*Information provided*
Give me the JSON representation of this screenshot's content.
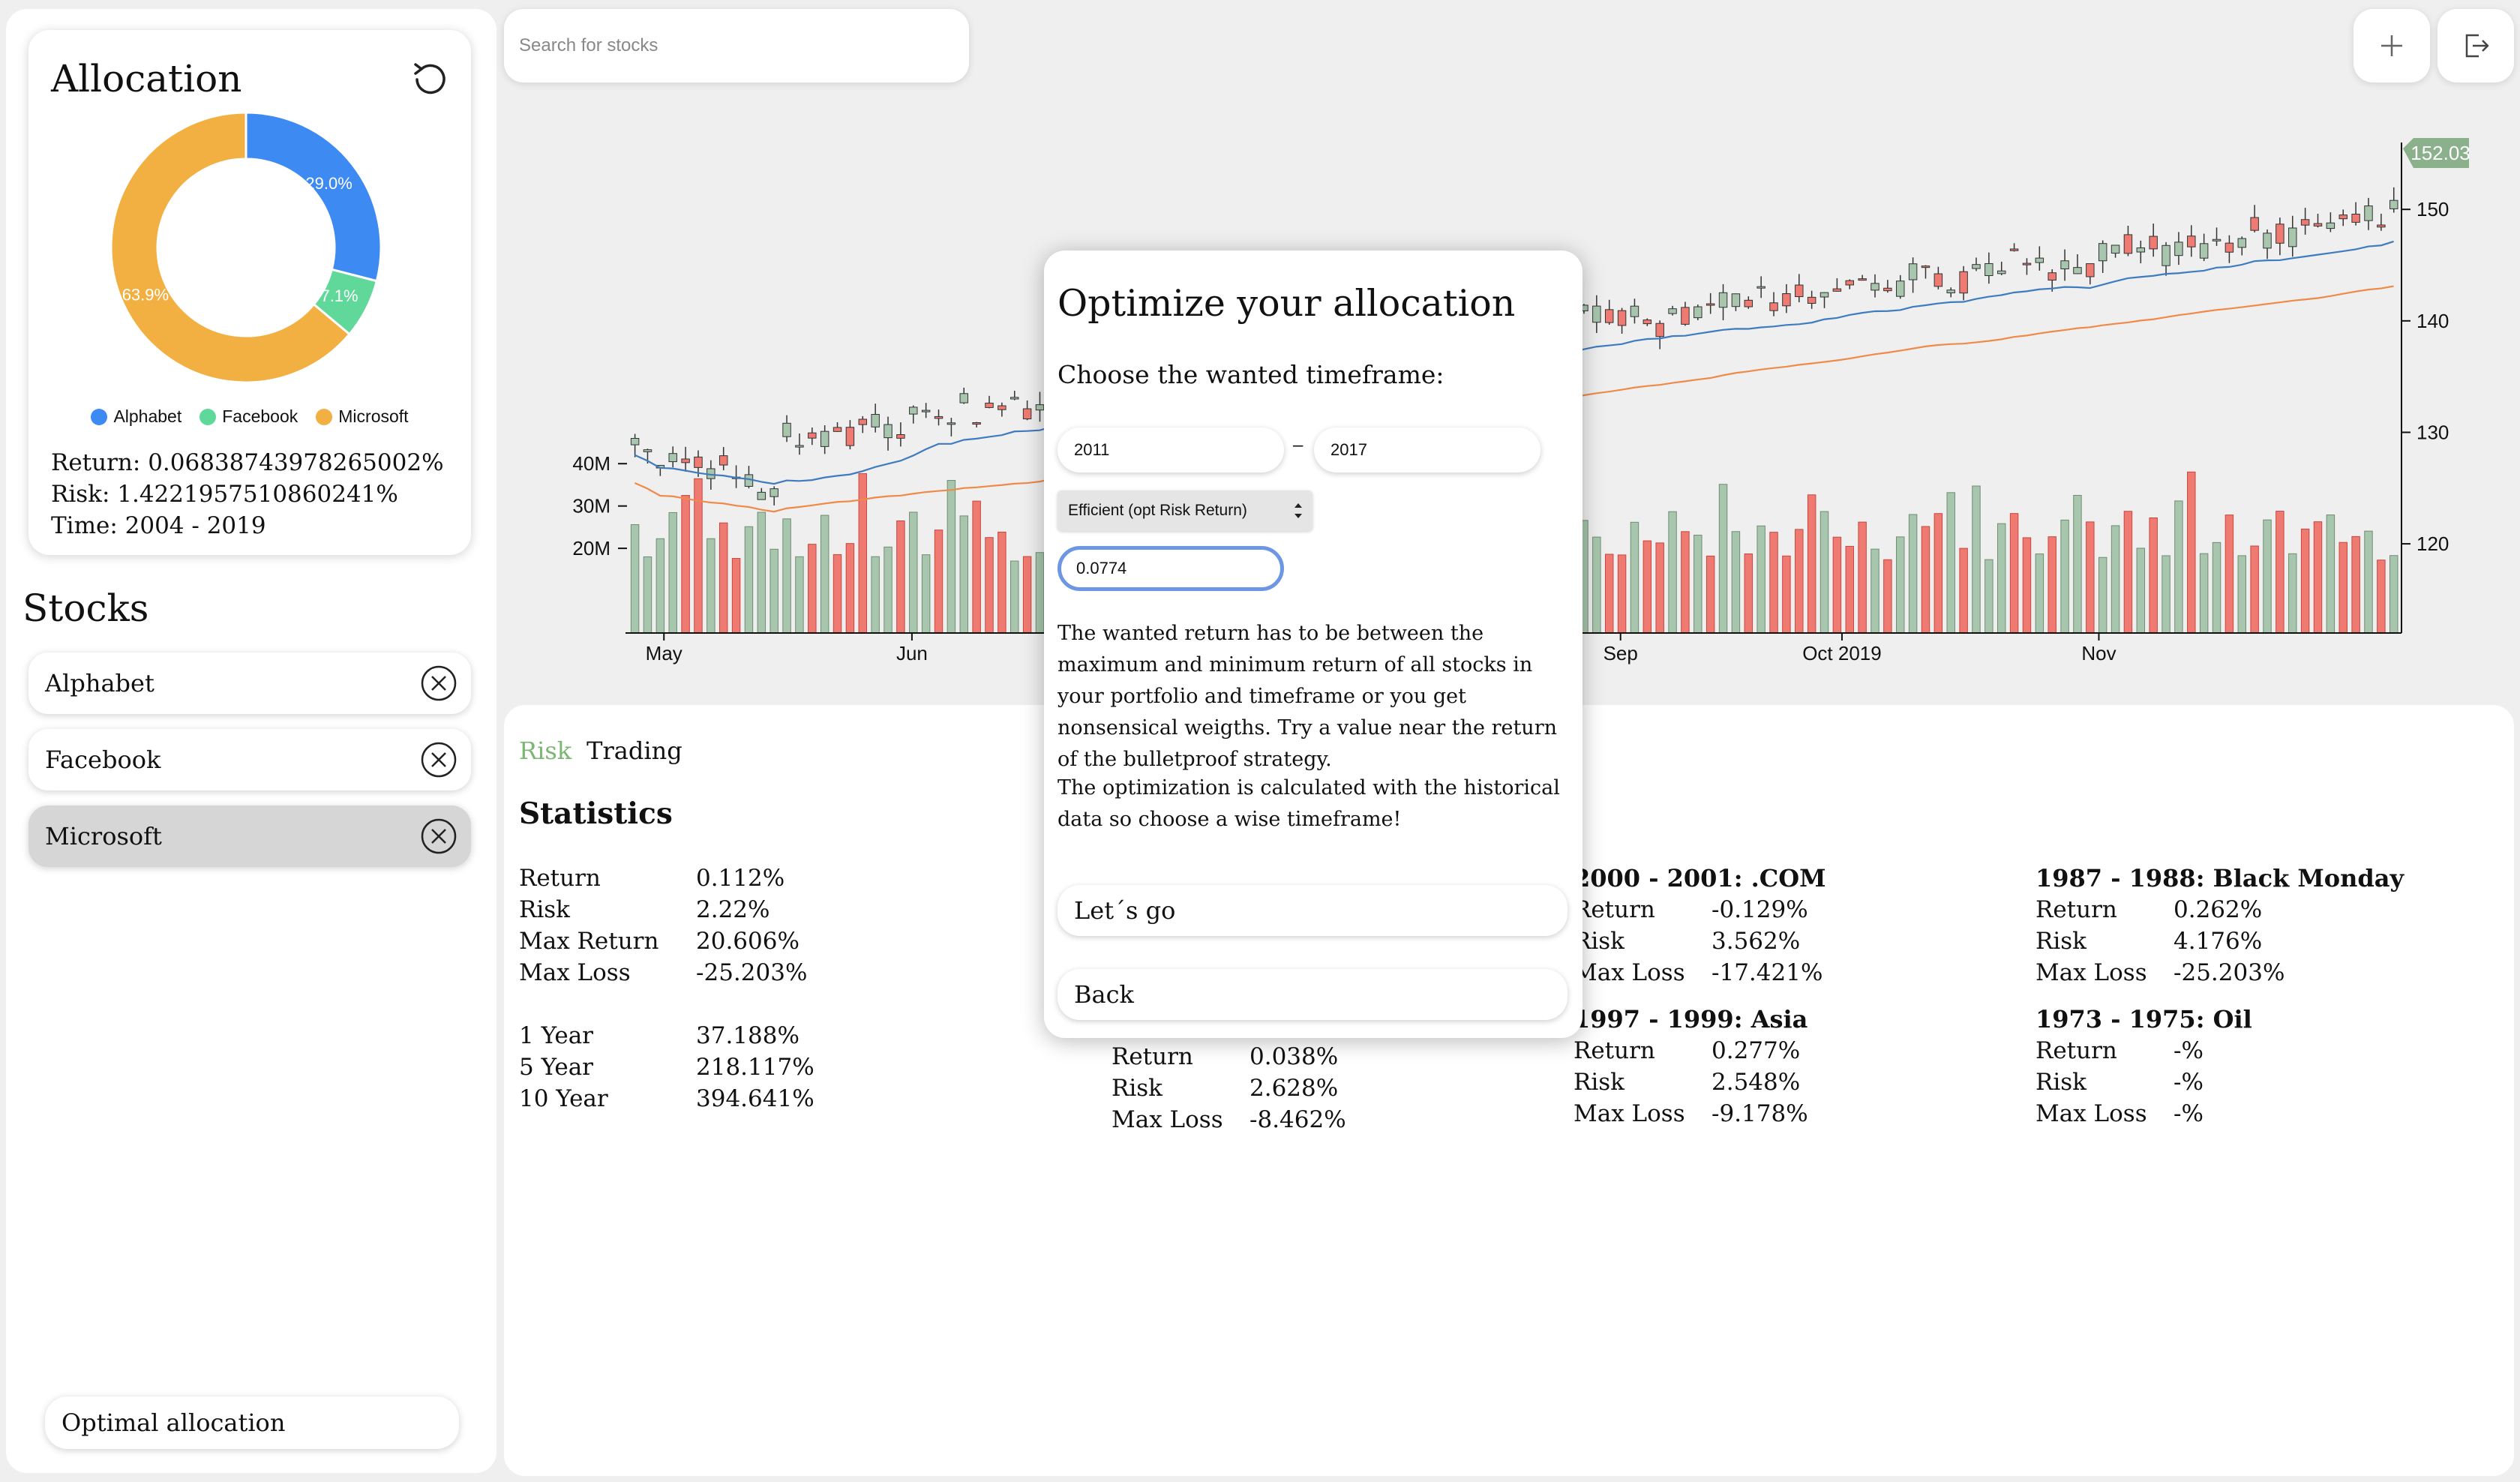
{
  "allocation": {
    "title": "Allocation",
    "return_text": "Return: 0.06838743978265002%",
    "risk_text": "Risk: 1.4221957510860241%",
    "time_text": "Time: 2004 - 2019",
    "slices": [
      {
        "name": "Alphabet",
        "value": 29.0,
        "label": "29.0%",
        "color": "#3d8bf2"
      },
      {
        "name": "Facebook",
        "value": 7.1,
        "label": "7.1%",
        "color": "#5fd89a"
      },
      {
        "name": "Microsoft",
        "value": 63.9,
        "label": "63.9%",
        "color": "#f2b042"
      }
    ]
  },
  "stocks": {
    "title": "Stocks",
    "items": [
      {
        "name": "Alphabet",
        "selected": false
      },
      {
        "name": "Facebook",
        "selected": false
      },
      {
        "name": "Microsoft",
        "selected": true
      }
    ],
    "optimal_label": "Optimal allocation"
  },
  "search": {
    "placeholder": "Search for stocks"
  },
  "icons": {
    "reset": "reset-icon",
    "remove": "close-circle-icon",
    "add": "plus-icon",
    "logout": "logout-icon"
  },
  "chart_data": {
    "type": "candlestick",
    "last_price_label": "152.03",
    "price_ticks": [
      120,
      130,
      140,
      150
    ],
    "volume_ticks": [
      "20M",
      "30M",
      "40M"
    ],
    "x_labels": [
      "May",
      "Jun",
      "Sep",
      "Oct 2019",
      "Nov"
    ],
    "ylim": [
      112,
      156
    ],
    "volume_max": 45000000,
    "colors": {
      "up": "#a8c6ad",
      "down": "#ef7a72",
      "ma_fast": "#3f7bbf",
      "ma_slow": "#ee8a4a",
      "label_bg": "#8bb08c"
    }
  },
  "tabs": {
    "risk": "Risk",
    "trading": "Trading"
  },
  "statistics": {
    "title": "Statistics",
    "main": [
      {
        "k": "Return",
        "v": "0.112%"
      },
      {
        "k": "Risk",
        "v": "2.22%"
      },
      {
        "k": "Max Return",
        "v": "20.606%"
      },
      {
        "k": "Max Loss",
        "v": "-25.203%"
      }
    ],
    "years": [
      {
        "k": "1 Year",
        "v": "37.188%"
      },
      {
        "k": "5 Year",
        "v": "218.117%"
      },
      {
        "k": "10 Year",
        "v": "394.641%"
      }
    ],
    "hidden_block": [
      {
        "k": "Return",
        "v": "0.038%"
      },
      {
        "k": "Risk",
        "v": "2.628%"
      },
      {
        "k": "Max Loss",
        "v": "-8.462%"
      }
    ],
    "periods": [
      {
        "title": "2000 - 2001: .COM",
        "rows": [
          {
            "k": "Return",
            "v": "-0.129%"
          },
          {
            "k": "Risk",
            "v": "3.562%"
          },
          {
            "k": "Max Loss",
            "v": "-17.421%"
          }
        ]
      },
      {
        "title": "1997 - 1999: Asia",
        "rows": [
          {
            "k": "Return",
            "v": "0.277%"
          },
          {
            "k": "Risk",
            "v": "2.548%"
          },
          {
            "k": "Max Loss",
            "v": "-9.178%"
          }
        ]
      },
      {
        "title": "1987 - 1988: Black Monday",
        "rows": [
          {
            "k": "Return",
            "v": "0.262%"
          },
          {
            "k": "Risk",
            "v": "4.176%"
          },
          {
            "k": "Max Loss",
            "v": "-25.203%"
          }
        ]
      },
      {
        "title": "1973 - 1975: Oil",
        "rows": [
          {
            "k": "Return",
            "v": "-%"
          },
          {
            "k": "Risk",
            "v": "-%"
          },
          {
            "k": "Max Loss",
            "v": "-%"
          }
        ]
      }
    ]
  },
  "modal": {
    "title": "Optimize your allocation",
    "subtitle": "Choose the wanted timeframe:",
    "year_from": "2011",
    "year_to": "2017",
    "dash": "–",
    "strategy": "Efficient (opt Risk Return)",
    "return_value": "0.0774",
    "text1": "The wanted return has to be between the maximum and minimum return of all stocks in your portfolio and timeframe or you get nonsensical weigths. Try a value near the return of the bulletproof strategy.",
    "text2": "The optimization is calculated with the historical data so choose a wise timeframe!",
    "go_label": "Let´s go",
    "back_label": "Back"
  }
}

*Required work*
Would you return the data exactly as written, without the pictures?

*Answer below*
Give me the JSON representation of this screenshot's content.
{
  "allocation": {
    "title": "Allocation",
    "return_text": "Return: 0.06838743978265002%",
    "risk_text": "Risk: 1.4221957510860241%",
    "time_text": "Time: 2004 - 2019",
    "slices": [
      {
        "name": "Alphabet",
        "value": 29.0,
        "label": "29.0%",
        "color": "#3d8bf2"
      },
      {
        "name": "Facebook",
        "value": 7.1,
        "label": "7.1%",
        "color": "#5fd89a"
      },
      {
        "name": "Microsoft",
        "value": 63.9,
        "label": "63.9%",
        "color": "#f2b042"
      }
    ]
  },
  "stocks": {
    "title": "Stocks",
    "items": [
      {
        "name": "Alphabet",
        "selected": false
      },
      {
        "name": "Facebook",
        "selected": false
      },
      {
        "name": "Microsoft",
        "selected": true
      }
    ],
    "optimal_label": "Optimal allocation"
  },
  "search": {
    "placeholder": "Search for stocks"
  },
  "icons": {
    "reset": "reset-icon",
    "remove": "close-circle-icon",
    "add": "plus-icon",
    "logout": "logout-icon"
  },
  "chart_data": {
    "type": "candlestick",
    "last_price_label": "152.03",
    "price_ticks": [
      120,
      130,
      140,
      150
    ],
    "volume_ticks": [
      "20M",
      "30M",
      "40M"
    ],
    "x_labels": [
      "May",
      "Jun",
      "Sep",
      "Oct 2019",
      "Nov"
    ],
    "ylim": [
      112,
      156
    ],
    "volume_max": 45000000,
    "colors": {
      "up": "#a8c6ad",
      "down": "#ef7a72",
      "ma_fast": "#3f7bbf",
      "ma_slow": "#ee8a4a",
      "label_bg": "#8bb08c"
    }
  },
  "tabs": {
    "risk": "Risk",
    "trading": "Trading"
  },
  "statistics": {
    "title": "Statistics",
    "main": [
      {
        "k": "Return",
        "v": "0.112%"
      },
      {
        "k": "Risk",
        "v": "2.22%"
      },
      {
        "k": "Max Return",
        "v": "20.606%"
      },
      {
        "k": "Max Loss",
        "v": "-25.203%"
      }
    ],
    "years": [
      {
        "k": "1 Year",
        "v": "37.188%"
      },
      {
        "k": "5 Year",
        "v": "218.117%"
      },
      {
        "k": "10 Year",
        "v": "394.641%"
      }
    ],
    "hidden_block": [
      {
        "k": "Return",
        "v": "0.038%"
      },
      {
        "k": "Risk",
        "v": "2.628%"
      },
      {
        "k": "Max Loss",
        "v": "-8.462%"
      }
    ],
    "periods": [
      {
        "title": "2000 - 2001: .COM",
        "rows": [
          {
            "k": "Return",
            "v": "-0.129%"
          },
          {
            "k": "Risk",
            "v": "3.562%"
          },
          {
            "k": "Max Loss",
            "v": "-17.421%"
          }
        ]
      },
      {
        "title": "1997 - 1999: Asia",
        "rows": [
          {
            "k": "Return",
            "v": "0.277%"
          },
          {
            "k": "Risk",
            "v": "2.548%"
          },
          {
            "k": "Max Loss",
            "v": "-9.178%"
          }
        ]
      },
      {
        "title": "1987 - 1988: Black Monday",
        "rows": [
          {
            "k": "Return",
            "v": "0.262%"
          },
          {
            "k": "Risk",
            "v": "4.176%"
          },
          {
            "k": "Max Loss",
            "v": "-25.203%"
          }
        ]
      },
      {
        "title": "1973 - 1975: Oil",
        "rows": [
          {
            "k": "Return",
            "v": "-%"
          },
          {
            "k": "Risk",
            "v": "-%"
          },
          {
            "k": "Max Loss",
            "v": "-%"
          }
        ]
      }
    ]
  },
  "modal": {
    "title": "Optimize your allocation",
    "subtitle": "Choose the wanted timeframe:",
    "year_from": "2011",
    "year_to": "2017",
    "dash": "–",
    "strategy": "Efficient (opt Risk Return)",
    "return_value": "0.0774",
    "text1": "The wanted return has to be between the maximum and minimum return of all stocks in your portfolio and timeframe or you get nonsensical weigths. Try a value near the return of the bulletproof strategy.",
    "text2": "The optimization is calculated with the historical data so choose a wise timeframe!",
    "go_label": "Let´s go",
    "back_label": "Back"
  }
}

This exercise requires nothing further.